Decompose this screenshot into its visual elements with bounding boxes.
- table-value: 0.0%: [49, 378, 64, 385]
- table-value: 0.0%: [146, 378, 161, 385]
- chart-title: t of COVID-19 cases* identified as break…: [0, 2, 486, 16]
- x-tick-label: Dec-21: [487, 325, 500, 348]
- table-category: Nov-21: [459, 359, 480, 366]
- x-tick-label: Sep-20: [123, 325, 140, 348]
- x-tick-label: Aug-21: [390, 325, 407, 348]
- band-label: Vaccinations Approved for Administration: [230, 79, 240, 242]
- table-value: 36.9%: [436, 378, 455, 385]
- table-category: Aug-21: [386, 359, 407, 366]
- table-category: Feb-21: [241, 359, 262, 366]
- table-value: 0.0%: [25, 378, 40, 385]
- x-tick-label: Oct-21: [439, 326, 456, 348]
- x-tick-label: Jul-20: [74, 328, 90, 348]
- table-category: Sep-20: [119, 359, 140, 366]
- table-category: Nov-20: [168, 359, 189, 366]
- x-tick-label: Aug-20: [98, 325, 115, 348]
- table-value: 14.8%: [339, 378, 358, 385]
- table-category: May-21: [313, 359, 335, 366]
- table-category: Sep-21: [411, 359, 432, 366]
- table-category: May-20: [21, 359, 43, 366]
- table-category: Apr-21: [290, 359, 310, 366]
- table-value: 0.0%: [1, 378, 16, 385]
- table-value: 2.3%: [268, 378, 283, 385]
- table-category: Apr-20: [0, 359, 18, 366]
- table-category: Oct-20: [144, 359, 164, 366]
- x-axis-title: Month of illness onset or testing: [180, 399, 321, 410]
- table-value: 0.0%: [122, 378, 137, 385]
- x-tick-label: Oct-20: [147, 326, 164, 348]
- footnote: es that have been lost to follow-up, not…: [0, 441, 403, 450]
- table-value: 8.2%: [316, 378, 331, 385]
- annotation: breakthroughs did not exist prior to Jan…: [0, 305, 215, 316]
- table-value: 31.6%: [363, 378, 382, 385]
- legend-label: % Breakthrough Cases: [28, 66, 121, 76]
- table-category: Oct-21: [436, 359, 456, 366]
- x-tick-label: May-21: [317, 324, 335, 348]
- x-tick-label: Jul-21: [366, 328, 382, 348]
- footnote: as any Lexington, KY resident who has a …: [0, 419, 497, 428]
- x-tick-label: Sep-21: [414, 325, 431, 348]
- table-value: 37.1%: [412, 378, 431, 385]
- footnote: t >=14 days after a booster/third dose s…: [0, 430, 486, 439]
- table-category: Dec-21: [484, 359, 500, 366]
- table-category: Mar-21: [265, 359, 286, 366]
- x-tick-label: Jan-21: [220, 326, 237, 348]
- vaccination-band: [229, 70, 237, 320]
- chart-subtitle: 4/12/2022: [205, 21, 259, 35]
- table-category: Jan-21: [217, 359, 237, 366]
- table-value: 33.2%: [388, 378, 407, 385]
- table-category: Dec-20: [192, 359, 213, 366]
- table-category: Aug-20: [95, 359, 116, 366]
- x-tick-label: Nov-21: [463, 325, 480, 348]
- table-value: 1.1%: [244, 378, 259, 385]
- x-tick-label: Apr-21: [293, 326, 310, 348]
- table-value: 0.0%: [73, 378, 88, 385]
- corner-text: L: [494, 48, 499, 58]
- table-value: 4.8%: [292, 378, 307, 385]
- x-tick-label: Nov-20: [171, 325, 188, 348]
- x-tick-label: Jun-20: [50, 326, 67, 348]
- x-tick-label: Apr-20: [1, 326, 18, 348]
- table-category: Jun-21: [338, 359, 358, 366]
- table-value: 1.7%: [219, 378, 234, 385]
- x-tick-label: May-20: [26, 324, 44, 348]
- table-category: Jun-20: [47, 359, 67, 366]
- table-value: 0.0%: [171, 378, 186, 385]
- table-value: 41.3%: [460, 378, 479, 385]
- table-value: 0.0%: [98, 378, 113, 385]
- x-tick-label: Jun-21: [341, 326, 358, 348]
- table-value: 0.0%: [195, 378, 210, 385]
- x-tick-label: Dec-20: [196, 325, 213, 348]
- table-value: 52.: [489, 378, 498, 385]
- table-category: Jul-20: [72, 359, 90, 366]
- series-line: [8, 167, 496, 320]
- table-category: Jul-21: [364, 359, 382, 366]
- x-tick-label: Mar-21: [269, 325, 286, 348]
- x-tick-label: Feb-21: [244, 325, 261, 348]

...

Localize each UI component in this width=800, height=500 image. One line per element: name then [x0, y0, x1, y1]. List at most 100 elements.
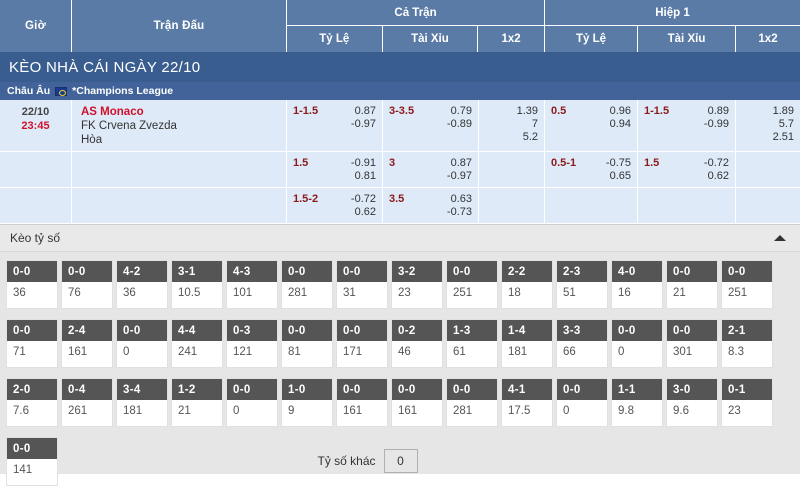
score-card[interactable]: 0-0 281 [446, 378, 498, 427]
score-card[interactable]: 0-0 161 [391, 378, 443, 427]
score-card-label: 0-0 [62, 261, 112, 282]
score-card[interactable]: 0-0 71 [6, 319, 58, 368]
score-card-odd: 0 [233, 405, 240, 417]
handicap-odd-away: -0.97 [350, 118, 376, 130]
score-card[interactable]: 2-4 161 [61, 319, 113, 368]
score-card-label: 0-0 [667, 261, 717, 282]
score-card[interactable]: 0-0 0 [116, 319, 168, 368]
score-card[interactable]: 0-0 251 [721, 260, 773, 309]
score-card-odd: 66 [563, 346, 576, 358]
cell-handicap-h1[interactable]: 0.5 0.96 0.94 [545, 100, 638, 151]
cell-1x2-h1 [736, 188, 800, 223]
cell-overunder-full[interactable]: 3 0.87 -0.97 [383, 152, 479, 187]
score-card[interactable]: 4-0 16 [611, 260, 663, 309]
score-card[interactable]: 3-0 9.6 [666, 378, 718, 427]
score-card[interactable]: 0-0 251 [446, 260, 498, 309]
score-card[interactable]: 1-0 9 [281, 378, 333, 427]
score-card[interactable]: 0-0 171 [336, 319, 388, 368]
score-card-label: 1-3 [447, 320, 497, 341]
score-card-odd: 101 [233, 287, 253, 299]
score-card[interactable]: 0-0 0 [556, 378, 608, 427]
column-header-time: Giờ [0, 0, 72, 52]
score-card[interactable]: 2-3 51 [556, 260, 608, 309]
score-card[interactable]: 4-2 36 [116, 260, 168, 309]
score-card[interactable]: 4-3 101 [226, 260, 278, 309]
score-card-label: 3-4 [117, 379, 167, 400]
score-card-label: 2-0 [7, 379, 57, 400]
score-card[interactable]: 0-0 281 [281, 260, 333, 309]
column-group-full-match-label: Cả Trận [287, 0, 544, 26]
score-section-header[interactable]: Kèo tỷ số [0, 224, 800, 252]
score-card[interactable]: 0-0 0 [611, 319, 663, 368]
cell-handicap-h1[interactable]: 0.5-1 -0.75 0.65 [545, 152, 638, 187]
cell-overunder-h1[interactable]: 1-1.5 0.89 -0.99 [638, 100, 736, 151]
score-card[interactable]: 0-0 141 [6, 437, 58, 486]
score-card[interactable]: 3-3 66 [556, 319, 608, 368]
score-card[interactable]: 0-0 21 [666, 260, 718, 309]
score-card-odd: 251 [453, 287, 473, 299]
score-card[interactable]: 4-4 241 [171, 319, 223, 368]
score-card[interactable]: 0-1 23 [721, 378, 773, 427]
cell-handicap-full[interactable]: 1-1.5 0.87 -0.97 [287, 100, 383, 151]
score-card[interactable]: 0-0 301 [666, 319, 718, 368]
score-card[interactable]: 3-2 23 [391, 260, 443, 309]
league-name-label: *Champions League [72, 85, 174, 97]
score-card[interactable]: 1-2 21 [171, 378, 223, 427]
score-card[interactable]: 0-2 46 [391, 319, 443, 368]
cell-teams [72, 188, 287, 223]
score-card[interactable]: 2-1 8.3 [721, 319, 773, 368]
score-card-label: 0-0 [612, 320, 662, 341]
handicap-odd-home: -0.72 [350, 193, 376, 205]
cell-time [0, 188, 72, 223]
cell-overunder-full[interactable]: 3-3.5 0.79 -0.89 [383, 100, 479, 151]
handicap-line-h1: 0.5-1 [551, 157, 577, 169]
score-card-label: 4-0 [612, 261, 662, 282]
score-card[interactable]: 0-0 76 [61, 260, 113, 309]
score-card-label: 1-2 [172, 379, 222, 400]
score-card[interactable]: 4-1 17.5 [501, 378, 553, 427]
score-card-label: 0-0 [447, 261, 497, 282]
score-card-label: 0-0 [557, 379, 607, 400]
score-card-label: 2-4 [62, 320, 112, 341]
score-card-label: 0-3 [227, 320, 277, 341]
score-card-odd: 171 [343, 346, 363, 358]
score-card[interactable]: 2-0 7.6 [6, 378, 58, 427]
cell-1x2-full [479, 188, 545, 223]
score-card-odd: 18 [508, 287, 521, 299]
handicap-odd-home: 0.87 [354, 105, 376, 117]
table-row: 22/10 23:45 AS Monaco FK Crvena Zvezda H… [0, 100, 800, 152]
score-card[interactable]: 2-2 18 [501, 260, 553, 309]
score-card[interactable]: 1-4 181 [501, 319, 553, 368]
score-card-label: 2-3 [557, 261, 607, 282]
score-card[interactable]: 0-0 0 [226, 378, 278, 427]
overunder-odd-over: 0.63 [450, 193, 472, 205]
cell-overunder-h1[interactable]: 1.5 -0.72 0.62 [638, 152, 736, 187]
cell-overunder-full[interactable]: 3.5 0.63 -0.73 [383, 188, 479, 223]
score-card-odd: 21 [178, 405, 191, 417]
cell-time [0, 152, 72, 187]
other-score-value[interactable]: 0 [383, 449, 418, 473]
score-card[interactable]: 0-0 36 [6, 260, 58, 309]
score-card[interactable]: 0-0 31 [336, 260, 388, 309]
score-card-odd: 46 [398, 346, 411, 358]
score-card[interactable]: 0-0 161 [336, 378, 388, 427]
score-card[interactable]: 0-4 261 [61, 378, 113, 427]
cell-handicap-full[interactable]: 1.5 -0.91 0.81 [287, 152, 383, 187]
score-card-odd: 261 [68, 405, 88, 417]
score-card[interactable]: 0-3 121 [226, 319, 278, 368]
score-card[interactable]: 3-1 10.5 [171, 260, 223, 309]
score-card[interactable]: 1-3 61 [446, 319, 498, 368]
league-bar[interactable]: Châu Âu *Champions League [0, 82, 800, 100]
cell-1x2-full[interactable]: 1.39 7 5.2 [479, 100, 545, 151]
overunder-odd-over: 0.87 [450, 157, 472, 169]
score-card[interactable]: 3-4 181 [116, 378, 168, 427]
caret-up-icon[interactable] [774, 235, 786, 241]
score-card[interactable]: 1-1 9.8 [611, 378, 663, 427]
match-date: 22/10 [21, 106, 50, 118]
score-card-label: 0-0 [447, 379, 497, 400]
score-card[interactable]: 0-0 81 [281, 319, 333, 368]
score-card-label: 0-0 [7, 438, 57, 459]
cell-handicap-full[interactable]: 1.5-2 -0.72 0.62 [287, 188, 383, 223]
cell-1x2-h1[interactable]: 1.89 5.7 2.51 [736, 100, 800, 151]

◆ WHAT YOU ARE ASKED TO DO
Please repeat the data from the line that has "Decompose this screenshot" through the line that has "- table-value: 14.8%: [339, 378, 358, 385]", replacing "x-tick-label" with "x-axis-label" throughout and leaving everything else as it is.

◆ ANSWER TO THIS PROBLEM
Decompose this screenshot into its visual elements with bounding boxes.
- table-value: 0.0%: [49, 378, 64, 385]
- table-value: 0.0%: [146, 378, 161, 385]
- chart-title: t of COVID-19 cases* identified as break…: [0, 2, 486, 16]
- x-axis-label: Dec-21: [487, 325, 500, 348]
- table-category: Nov-21: [459, 359, 480, 366]
- x-axis-label: Sep-20: [123, 325, 140, 348]
- x-axis-label: Aug-21: [390, 325, 407, 348]
- band-label: Vaccinations Approved for Administration: [230, 79, 240, 242]
- table-value: 36.9%: [436, 378, 455, 385]
- table-category: Aug-21: [386, 359, 407, 366]
- table-category: Feb-21: [241, 359, 262, 366]
- table-value: 0.0%: [25, 378, 40, 385]
- x-axis-label: Oct-21: [439, 326, 456, 348]
- x-axis-label: Jul-20: [74, 328, 90, 348]
- table-category: Sep-20: [119, 359, 140, 366]
- table-category: Nov-20: [168, 359, 189, 366]
- x-axis-label: Aug-20: [98, 325, 115, 348]
- table-value: 14.8%: [339, 378, 358, 385]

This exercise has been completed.